* Excerpt to read:

BEGIN

Abstract:
Epithelial cell shapes in metazoans have a conserved hexagon-dominated
polygon distribution. However, the geometric constraints and mechanisms that result
in the spherical to polygonal transition remain to be elucidated. Here, we use
syncytial Drosophila embryos to characterize the temporal onset of polygonal plasma
membrane organization.We find that circular to polygonal plasma membrane shape
transition occurs when the length of the lateral membrane increases beyond a
threshold from interphase to metaphase in each nuclear division cycle. DE-cadherin
levels increase while Myosin II levels decrease during the threshold ingression. DEcadherin depletion leads to decrease in furrow length and increase in circularity.
Increased Myosin II activity results in complete loss of lateral membrane extension,
thereby, giving rise to spherical plasma membrane architecture. Decreased myosin
activity, on the other hand, leads to the transition to polygonal shape at a length
below the threshold length. Our study, thus, elucidates the role of a balance between
DE-cadherin and Myosin II across the lateral domain length in stable formation of
polygonal architecture in syncytial Drosophila embryos. It further highlights the
importance of fine tuning Myosin II-based contractility for achieving this threshold
length.
We also look at the onset of epithelial-like polarity in the syncytial Drosophila
embryos and find that the onset of epithelial-like polarity occurs at nuclear division
cycle 12. This is coincident with the onset of hexagon dominance. Knockdown of
polarity proteins, like Bazooka and Peanut, results in delayed onset of this hexagon
dominance, while DE-cadherin depletion results in loss of hexagon dominance.
Taken together, we show that the syncytial Drosophila embryo shows
epithelial-like characteristics in terms of shape distributions and polarity despite
lacking a basal domain.

END

* Data for review:
BEGIN

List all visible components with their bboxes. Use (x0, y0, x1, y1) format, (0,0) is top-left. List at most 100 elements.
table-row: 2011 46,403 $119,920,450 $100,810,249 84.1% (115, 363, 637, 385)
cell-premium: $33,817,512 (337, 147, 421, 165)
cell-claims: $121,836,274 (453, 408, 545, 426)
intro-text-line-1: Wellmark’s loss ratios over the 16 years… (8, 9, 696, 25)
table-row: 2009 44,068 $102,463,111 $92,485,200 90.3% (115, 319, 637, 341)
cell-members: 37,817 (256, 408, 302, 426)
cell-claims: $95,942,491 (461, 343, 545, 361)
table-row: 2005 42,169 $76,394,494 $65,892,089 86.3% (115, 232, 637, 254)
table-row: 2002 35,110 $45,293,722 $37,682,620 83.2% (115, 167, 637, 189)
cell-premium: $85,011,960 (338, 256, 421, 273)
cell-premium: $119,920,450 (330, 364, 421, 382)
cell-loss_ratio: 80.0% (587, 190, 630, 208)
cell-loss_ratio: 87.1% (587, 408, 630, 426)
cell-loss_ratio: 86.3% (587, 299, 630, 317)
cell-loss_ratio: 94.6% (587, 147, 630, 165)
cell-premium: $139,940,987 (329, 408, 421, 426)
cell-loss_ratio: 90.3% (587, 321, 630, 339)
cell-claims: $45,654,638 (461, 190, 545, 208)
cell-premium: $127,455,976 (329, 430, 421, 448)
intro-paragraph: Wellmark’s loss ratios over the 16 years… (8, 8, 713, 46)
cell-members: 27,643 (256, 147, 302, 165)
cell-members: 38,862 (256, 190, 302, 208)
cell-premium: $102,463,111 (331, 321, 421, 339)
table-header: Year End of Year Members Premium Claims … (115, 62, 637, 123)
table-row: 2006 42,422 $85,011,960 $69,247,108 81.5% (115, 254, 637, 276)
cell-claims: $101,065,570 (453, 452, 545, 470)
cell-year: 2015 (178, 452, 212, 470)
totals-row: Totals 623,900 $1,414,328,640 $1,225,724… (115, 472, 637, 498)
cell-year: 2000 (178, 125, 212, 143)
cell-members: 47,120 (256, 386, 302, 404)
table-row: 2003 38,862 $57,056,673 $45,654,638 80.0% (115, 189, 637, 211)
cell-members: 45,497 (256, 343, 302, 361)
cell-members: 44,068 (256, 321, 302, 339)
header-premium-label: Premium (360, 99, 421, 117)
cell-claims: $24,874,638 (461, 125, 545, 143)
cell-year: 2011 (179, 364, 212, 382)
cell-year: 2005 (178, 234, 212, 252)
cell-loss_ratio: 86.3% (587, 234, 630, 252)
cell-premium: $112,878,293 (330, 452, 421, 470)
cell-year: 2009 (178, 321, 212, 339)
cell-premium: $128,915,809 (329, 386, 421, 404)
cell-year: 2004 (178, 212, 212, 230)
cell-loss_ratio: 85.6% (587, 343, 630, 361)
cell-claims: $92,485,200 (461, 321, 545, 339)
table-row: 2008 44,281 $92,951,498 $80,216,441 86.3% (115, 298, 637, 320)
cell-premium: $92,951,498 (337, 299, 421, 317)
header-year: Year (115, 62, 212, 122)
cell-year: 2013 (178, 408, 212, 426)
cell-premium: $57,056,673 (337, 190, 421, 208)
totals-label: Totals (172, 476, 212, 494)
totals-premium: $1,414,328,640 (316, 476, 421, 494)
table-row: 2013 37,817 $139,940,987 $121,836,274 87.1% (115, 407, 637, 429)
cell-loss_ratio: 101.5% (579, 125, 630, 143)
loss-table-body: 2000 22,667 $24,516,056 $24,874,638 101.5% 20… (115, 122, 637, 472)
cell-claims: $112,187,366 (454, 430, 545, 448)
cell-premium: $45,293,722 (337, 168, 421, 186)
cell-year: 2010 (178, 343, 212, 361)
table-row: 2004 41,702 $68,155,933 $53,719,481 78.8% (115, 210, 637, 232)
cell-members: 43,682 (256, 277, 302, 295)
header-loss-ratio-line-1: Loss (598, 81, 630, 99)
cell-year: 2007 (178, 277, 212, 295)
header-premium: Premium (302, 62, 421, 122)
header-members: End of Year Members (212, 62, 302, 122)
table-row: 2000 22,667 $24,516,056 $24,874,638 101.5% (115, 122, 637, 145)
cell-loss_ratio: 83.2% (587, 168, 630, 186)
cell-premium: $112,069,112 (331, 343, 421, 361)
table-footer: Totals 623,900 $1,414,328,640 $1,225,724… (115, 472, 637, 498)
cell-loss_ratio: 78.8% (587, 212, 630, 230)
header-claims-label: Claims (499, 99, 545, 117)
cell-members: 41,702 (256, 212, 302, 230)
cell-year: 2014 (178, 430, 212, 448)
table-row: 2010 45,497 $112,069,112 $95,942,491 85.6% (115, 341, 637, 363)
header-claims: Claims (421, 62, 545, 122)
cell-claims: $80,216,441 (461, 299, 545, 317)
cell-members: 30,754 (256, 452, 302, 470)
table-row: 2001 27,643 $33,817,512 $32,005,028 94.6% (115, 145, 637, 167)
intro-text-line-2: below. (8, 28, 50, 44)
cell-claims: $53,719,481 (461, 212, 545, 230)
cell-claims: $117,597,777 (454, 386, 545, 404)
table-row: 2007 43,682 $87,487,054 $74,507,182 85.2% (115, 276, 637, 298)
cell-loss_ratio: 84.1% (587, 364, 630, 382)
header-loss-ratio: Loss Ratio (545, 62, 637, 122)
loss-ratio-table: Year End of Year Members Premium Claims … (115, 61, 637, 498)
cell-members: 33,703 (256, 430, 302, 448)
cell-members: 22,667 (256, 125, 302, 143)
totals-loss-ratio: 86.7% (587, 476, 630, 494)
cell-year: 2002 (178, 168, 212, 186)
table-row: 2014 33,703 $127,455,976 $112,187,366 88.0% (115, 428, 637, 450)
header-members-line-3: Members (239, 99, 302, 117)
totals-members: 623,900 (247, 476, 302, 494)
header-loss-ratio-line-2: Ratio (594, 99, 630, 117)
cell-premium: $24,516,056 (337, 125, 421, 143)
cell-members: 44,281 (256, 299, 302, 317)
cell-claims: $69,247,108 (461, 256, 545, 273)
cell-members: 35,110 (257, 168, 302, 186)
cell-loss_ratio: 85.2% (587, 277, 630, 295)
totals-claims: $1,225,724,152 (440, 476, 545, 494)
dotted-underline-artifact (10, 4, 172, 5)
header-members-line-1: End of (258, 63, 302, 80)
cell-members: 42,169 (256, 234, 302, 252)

END

* Task prompt:
Can you retype the Drosophila embryo abstract starting with "Taken together, we" and going on through "a basal domain."? The rows have no connection to the Drosophila embryo abstract.

* Exercise answer:
Taken together, we show that the syncytial Drosophila embryo shows
epithelial-like characteristics in terms of shape distributions and polarity despite
lacking a basal domain.